**Task requirements**
Can you copy these entries line for line, with no changes?

+ + + + +

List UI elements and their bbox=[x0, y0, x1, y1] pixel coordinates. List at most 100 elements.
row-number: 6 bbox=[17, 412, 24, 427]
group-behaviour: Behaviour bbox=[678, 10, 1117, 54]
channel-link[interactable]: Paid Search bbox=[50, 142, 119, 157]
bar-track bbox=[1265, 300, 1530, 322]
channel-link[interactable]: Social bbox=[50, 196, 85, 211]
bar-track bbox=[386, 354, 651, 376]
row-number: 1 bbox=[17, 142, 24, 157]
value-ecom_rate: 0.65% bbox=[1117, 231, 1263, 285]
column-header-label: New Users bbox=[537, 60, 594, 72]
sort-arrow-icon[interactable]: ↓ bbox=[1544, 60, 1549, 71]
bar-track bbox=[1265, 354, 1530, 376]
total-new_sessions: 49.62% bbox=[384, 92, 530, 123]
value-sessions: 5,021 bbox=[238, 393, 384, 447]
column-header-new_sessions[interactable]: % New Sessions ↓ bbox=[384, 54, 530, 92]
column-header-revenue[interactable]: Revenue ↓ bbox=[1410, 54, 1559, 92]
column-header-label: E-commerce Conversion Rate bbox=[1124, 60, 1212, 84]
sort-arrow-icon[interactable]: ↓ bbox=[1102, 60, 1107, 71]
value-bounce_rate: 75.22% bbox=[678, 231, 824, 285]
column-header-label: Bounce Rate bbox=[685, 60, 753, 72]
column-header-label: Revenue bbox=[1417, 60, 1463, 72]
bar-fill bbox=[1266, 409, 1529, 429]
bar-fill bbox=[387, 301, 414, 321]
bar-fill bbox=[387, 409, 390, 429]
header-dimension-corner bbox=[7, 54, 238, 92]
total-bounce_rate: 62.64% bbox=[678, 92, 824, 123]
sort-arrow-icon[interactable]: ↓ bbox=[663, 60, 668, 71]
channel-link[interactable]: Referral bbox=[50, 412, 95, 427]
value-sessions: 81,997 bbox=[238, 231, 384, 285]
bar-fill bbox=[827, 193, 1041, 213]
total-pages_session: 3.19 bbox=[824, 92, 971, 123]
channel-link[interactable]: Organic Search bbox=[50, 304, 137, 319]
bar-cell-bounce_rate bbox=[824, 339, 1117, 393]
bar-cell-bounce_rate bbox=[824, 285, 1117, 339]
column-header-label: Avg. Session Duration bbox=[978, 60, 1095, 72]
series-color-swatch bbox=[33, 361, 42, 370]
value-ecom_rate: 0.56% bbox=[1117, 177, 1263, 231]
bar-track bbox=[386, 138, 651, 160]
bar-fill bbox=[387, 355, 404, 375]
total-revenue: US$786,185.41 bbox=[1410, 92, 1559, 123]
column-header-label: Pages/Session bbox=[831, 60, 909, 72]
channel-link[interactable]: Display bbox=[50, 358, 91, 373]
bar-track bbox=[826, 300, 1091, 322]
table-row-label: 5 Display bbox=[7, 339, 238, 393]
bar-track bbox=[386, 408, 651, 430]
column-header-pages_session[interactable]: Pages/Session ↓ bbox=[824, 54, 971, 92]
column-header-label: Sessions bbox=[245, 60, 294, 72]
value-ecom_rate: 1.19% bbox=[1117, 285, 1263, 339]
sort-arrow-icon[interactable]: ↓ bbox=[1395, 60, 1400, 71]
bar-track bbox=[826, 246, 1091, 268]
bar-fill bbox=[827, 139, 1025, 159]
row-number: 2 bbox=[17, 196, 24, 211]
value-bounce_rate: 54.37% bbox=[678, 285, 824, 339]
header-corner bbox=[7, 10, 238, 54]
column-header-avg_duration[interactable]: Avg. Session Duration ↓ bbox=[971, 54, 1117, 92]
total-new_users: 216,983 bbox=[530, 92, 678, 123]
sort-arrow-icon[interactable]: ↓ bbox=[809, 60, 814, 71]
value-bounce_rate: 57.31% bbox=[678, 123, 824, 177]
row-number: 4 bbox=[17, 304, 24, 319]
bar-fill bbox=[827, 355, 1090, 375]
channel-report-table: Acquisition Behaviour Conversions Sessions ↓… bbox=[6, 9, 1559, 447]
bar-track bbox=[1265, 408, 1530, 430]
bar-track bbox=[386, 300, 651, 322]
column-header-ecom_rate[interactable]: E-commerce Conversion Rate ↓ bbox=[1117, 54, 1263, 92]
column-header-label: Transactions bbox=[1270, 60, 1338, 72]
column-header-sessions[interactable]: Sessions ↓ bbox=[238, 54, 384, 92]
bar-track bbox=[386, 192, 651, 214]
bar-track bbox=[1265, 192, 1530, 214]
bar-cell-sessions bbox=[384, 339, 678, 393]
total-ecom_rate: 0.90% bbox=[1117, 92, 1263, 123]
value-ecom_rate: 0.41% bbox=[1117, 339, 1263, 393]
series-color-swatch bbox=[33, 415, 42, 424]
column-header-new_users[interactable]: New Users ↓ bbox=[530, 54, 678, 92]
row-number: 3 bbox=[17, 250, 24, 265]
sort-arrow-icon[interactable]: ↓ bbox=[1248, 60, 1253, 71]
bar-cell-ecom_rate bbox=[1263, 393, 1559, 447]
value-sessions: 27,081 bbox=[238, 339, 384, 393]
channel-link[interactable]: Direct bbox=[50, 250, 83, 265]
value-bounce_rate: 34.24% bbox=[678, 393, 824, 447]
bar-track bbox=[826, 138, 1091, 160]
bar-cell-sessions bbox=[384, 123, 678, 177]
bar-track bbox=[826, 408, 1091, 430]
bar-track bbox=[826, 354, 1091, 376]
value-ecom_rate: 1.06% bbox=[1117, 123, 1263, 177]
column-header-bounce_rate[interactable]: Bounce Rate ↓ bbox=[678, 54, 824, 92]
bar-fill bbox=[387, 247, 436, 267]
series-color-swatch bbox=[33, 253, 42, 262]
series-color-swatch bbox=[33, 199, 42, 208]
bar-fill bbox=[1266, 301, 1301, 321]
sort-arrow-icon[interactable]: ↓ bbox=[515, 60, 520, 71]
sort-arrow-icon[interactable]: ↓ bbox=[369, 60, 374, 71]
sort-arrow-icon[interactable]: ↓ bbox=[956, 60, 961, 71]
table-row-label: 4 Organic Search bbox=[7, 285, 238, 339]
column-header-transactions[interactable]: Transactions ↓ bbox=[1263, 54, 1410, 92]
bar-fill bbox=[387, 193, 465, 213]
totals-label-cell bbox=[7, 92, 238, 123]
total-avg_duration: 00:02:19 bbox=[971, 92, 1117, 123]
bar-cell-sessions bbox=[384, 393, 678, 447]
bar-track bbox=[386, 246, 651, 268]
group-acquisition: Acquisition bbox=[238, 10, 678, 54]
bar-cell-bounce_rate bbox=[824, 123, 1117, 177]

+ + + + +

**Correct output**
List UI elements and their bbox=[x0, y0, x1, y1] pixel coordinates. List at most 100 elements.
row-number: 6 bbox=[17, 412, 24, 427]
group-behaviour: Behaviour bbox=[678, 10, 1117, 54]
channel-link[interactable]: Paid Search bbox=[50, 142, 119, 157]
bar-track bbox=[1265, 300, 1530, 322]
channel-link[interactable]: Social bbox=[50, 196, 85, 211]
bar-track bbox=[386, 354, 651, 376]
row-number: 1 bbox=[17, 142, 24, 157]
value-ecom_rate: 0.65% bbox=[1117, 231, 1263, 285]
column-header-label: New Users bbox=[537, 60, 594, 72]
sort-arrow-icon[interactable]: ↓ bbox=[1544, 60, 1549, 71]
bar-track bbox=[1265, 354, 1530, 376]
total-new_sessions: 49.62% bbox=[384, 92, 530, 123]
value-sessions: 5,021 bbox=[238, 393, 384, 447]
column-header-new_sessions[interactable]: % New Sessions ↓ bbox=[384, 54, 530, 92]
column-header-revenue[interactable]: Revenue ↓ bbox=[1410, 54, 1559, 92]
column-header-label: E-commerce Conversion Rate bbox=[1124, 60, 1212, 84]
sort-arrow-icon[interactable]: ↓ bbox=[1102, 60, 1107, 71]
value-bounce_rate: 75.22% bbox=[678, 231, 824, 285]
column-header-label: Bounce Rate bbox=[685, 60, 753, 72]
column-header-label: Revenue bbox=[1417, 60, 1463, 72]
bar-fill bbox=[1266, 409, 1529, 429]
bar-fill bbox=[387, 301, 414, 321]
bar-fill bbox=[387, 409, 390, 429]
header-dimension-corner bbox=[7, 54, 238, 92]
total-bounce_rate: 62.64% bbox=[678, 92, 824, 123]
sort-arrow-icon[interactable]: ↓ bbox=[663, 60, 668, 71]
channel-link[interactable]: Referral bbox=[50, 412, 95, 427]
value-sessions: 81,997 bbox=[238, 231, 384, 285]
bar-fill bbox=[827, 193, 1041, 213]
total-pages_session: 3.19 bbox=[824, 92, 971, 123]
channel-link[interactable]: Organic Search bbox=[50, 304, 137, 319]
bar-cell-bounce_rate bbox=[824, 339, 1117, 393]
bar-cell-bounce_rate bbox=[824, 285, 1117, 339]
column-header-label: Avg. Session Duration bbox=[978, 60, 1095, 72]
series-color-swatch bbox=[33, 361, 42, 370]
value-ecom_rate: 0.56% bbox=[1117, 177, 1263, 231]
bar-track bbox=[386, 138, 651, 160]
bar-fill bbox=[387, 355, 404, 375]
total-revenue: US$786,185.41 bbox=[1410, 92, 1559, 123]
column-header-label: Pages/Session bbox=[831, 60, 909, 72]
channel-link[interactable]: Display bbox=[50, 358, 91, 373]
bar-track bbox=[826, 300, 1091, 322]
table-row-label: 5 Display bbox=[7, 339, 238, 393]
bar-track bbox=[386, 408, 651, 430]
column-header-pages_session[interactable]: Pages/Session ↓ bbox=[824, 54, 971, 92]
column-header-label: Sessions bbox=[245, 60, 294, 72]
value-ecom_rate: 1.19% bbox=[1117, 285, 1263, 339]
sort-arrow-icon[interactable]: ↓ bbox=[1395, 60, 1400, 71]
bar-track bbox=[826, 246, 1091, 268]
bar-fill bbox=[827, 139, 1025, 159]
row-number: 2 bbox=[17, 196, 24, 211]
value-bounce_rate: 54.37% bbox=[678, 285, 824, 339]
header-corner bbox=[7, 10, 238, 54]
column-header-avg_duration[interactable]: Avg. Session Duration ↓ bbox=[971, 54, 1117, 92]
total-new_users: 216,983 bbox=[530, 92, 678, 123]
sort-arrow-icon[interactable]: ↓ bbox=[809, 60, 814, 71]
value-bounce_rate: 57.31% bbox=[678, 123, 824, 177]
row-number: 4 bbox=[17, 304, 24, 319]
bar-fill bbox=[827, 355, 1090, 375]
channel-report-table: Acquisition Behaviour Conversions Sessions ↓… bbox=[6, 9, 1559, 447]
bar-track bbox=[1265, 408, 1530, 430]
bar-track bbox=[386, 300, 651, 322]
column-header-ecom_rate[interactable]: E-commerce Conversion Rate ↓ bbox=[1117, 54, 1263, 92]
column-header-label: Transactions bbox=[1270, 60, 1338, 72]
column-header-sessions[interactable]: Sessions ↓ bbox=[238, 54, 384, 92]
bar-track bbox=[386, 192, 651, 214]
bar-track bbox=[1265, 192, 1530, 214]
bar-cell-sessions bbox=[384, 339, 678, 393]
total-ecom_rate: 0.90% bbox=[1117, 92, 1263, 123]
value-ecom_rate: 0.41% bbox=[1117, 339, 1263, 393]
series-color-swatch bbox=[33, 415, 42, 424]
column-header-new_users[interactable]: New Users ↓ bbox=[530, 54, 678, 92]
row-number: 3 bbox=[17, 250, 24, 265]
sort-arrow-icon[interactable]: ↓ bbox=[1248, 60, 1253, 71]
bar-cell-ecom_rate bbox=[1263, 393, 1559, 447]
value-sessions: 27,081 bbox=[238, 339, 384, 393]
channel-link[interactable]: Direct bbox=[50, 250, 83, 265]
value-bounce_rate: 34.24% bbox=[678, 393, 824, 447]
bar-track bbox=[826, 138, 1091, 160]
bar-cell-sessions bbox=[384, 123, 678, 177]
bar-track bbox=[826, 408, 1091, 430]
bar-track bbox=[826, 354, 1091, 376]
value-ecom_rate: 1.06% bbox=[1117, 123, 1263, 177]
column-header-bounce_rate[interactable]: Bounce Rate ↓ bbox=[678, 54, 824, 92]
bar-fill bbox=[387, 247, 436, 267]
series-color-swatch bbox=[33, 253, 42, 262]
series-color-swatch bbox=[33, 199, 42, 208]
bar-fill bbox=[1266, 301, 1301, 321]
sort-arrow-icon[interactable]: ↓ bbox=[515, 60, 520, 71]
sort-arrow-icon[interactable]: ↓ bbox=[369, 60, 374, 71]
sort-arrow-icon[interactable]: ↓ bbox=[956, 60, 961, 71]
table-row-label: 4 Organic Search bbox=[7, 285, 238, 339]
column-header-transactions[interactable]: Transactions ↓ bbox=[1263, 54, 1410, 92]
bar-fill bbox=[387, 193, 465, 213]
totals-label-cell bbox=[7, 92, 238, 123]
total-avg_duration: 00:02:19 bbox=[971, 92, 1117, 123]
bar-cell-sessions bbox=[384, 393, 678, 447]
bar-track bbox=[386, 246, 651, 268]
group-acquisition: Acquisition bbox=[238, 10, 678, 54]
bar-cell-bounce_rate bbox=[824, 123, 1117, 177]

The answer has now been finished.